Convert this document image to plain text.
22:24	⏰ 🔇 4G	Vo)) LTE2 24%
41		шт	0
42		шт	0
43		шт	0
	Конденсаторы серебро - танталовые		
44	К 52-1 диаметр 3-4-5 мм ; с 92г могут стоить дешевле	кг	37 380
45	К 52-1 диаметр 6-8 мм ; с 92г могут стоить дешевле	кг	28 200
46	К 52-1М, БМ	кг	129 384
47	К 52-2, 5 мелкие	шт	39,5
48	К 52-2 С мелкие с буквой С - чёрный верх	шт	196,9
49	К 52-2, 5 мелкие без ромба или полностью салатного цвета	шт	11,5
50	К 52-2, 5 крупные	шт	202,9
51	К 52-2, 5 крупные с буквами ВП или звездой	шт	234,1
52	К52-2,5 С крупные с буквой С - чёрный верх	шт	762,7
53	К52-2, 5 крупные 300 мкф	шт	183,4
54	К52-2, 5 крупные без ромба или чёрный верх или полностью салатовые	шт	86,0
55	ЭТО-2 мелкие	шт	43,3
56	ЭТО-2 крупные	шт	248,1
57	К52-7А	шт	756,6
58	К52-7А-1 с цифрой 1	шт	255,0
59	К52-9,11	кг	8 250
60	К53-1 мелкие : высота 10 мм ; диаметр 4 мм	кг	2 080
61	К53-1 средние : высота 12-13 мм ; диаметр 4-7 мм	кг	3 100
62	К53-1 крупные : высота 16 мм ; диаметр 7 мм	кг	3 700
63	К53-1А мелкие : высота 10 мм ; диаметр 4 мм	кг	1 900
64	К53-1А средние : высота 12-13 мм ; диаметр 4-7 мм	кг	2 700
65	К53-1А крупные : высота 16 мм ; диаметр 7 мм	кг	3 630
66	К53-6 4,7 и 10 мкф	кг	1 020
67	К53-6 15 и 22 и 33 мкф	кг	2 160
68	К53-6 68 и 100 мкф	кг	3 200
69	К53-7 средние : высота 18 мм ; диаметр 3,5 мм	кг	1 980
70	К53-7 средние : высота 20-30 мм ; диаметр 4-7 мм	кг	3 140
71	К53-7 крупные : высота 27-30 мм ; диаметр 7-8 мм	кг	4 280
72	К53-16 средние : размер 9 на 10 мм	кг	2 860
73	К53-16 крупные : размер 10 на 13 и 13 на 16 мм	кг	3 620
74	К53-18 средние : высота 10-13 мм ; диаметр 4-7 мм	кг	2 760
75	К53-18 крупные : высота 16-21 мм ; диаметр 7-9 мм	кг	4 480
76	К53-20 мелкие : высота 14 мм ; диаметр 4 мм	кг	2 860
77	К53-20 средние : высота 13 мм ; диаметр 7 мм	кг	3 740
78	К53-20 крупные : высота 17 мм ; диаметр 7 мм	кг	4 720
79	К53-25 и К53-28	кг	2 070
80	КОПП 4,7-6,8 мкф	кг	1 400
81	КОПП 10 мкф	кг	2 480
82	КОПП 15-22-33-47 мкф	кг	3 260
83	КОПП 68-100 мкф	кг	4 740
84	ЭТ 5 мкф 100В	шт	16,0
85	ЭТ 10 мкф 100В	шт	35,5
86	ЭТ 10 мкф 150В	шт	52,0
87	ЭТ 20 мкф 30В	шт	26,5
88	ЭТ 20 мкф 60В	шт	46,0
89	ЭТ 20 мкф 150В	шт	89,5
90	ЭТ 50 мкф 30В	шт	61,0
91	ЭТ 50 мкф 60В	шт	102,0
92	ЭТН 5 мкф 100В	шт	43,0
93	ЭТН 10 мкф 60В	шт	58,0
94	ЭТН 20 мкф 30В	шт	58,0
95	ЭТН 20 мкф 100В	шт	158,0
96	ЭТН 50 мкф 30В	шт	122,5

◆ ◆ ◆ ◆ ◆ ◆ ◆

*The task*
Extract the data in full. Keep it word for word.

*Exercise solution*
Convert this document image to plain text.
22:24	⏰ 🔇 4G	Vo)) LTE2 24%
41		шт	0
42		шт	0
43		шт	0
	Конденсаторы серебро - танталовые		
44	К 52-1 диаметр 3-4-5 мм ; с 92г могут стоить дешевле	кг	37 380
45	К 52-1 диаметр 6-8 мм ; с 92г могут стоить дешевле	кг	28 200
46	К 52-1М, БМ	кг	129 384
47	К 52-2, 5 мелкие	шт	39,5
48	К 52-2 С мелкие с буквой С - чёрный верх	шт	196,9
49	К 52-2, 5 мелкие без ромба или полностью салатного цвета	шт	11,5
50	К 52-2, 5 крупные	шт	202,9
51	К 52-2, 5 крупные с буквами ВП или звездой	шт	234,1
52	К52-2,5 С крупные с буквой С - чёрный верх	шт	762,7
53	К52-2, 5 крупные 300 мкф	шт	183,4
54	К52-2, 5 крупные без ромба или чёрный верх или полностью салатовые	шт	86,0
55	ЭТО-2 мелкие	шт	43,3
56	ЭТО-2 крупные	шт	248,1
57	К52-7А	шт	756,6
58	К52-7А-1 с цифрой 1	шт	255,0
59	К52-9,11	кг	8 250
60	К53-1 мелкие : высота 10 мм ; диаметр 4 мм	кг	2 080
61	К53-1 средние : высота 12-13 мм ; диаметр 4-7 мм	кг	3 100
62	К53-1 крупные : высота 16 мм ; диаметр 7 мм	кг	3 700
63	К53-1А мелкие : высота 10 мм ; диаметр 4 мм	кг	1 900
64	К53-1А средние : высота 12-13 мм ; диаметр 4-7 мм	кг	2 700
65	К53-1А крупные : высота 16 мм ; диаметр 7 мм	кг	3 630
66	К53-6 4,7 и 10 мкф	кг	1 020
67	К53-6 15 и 22 и 33 мкф	кг	2 160
68	К53-6 68 и 100 мкф	кг	3 200
69	К53-7 средние : высота 18 мм ; диаметр 3,5 мм	кг	1 980
70	К53-7 средние : высота 20-30 мм ; диаметр 4-7 мм	кг	3 140
71	К53-7 крупные : высота 27-30 мм ; диаметр 7-8 мм	кг	4 280
72	К53-16 средние : размер 9 на 10 мм	кг	2 860
73	К53-16 крупные : размер 10 на 13 и 13 на 16 мм	кг	3 620
74	К53-18 средние : высота 10-13 мм ; диаметр 4-7 мм	кг	2 760
75	К53-18 крупные : высота 16-21 мм ; диаметр 7-9 мм	кг	4 480
76	К53-20 мелкие : высота 14 мм ; диаметр 4 мм	кг	2 860
77	К53-20 средние : высота 13 мм ; диаметр 7 мм	кг	3 740
78	К53-20 крупные : высота 17 мм ; диаметр 7 мм	кг	4 720
79	К53-25 и К53-28	кг	2 070
80	КОПП 4,7-6,8 мкф	кг	1 400
81	КОПП 10 мкф	кг	2 480
82	КОПП 15-22-33-47 мкф	кг	3 260
83	КОПП 68-100 мкф	кг	4 740
84	ЭТ 5 мкф 100В	шт	16,0
85	ЭТ 10 мкф 100В	шт	35,5
86	ЭТ 10 мкф 150В	шт	52,0
87	ЭТ 20 мкф 30В	шт	26,5
88	ЭТ 20 мкф 60В	шт	46,0
89	ЭТ 20 мкф 150В	шт	89,5
90	ЭТ 50 мкф 30В	шт	61,0
91	ЭТ 50 мкф 60В	шт	102,0
92	ЭТН 5 мкф 100В	шт	43,0
93	ЭТН 10 мкф 60В	шт	58,0
94	ЭТН 20 мкф 30В	шт	58,0
95	ЭТН 20 мкф 100В	шт	158,0
96	ЭТН 50 мкф 30В	шт	122,5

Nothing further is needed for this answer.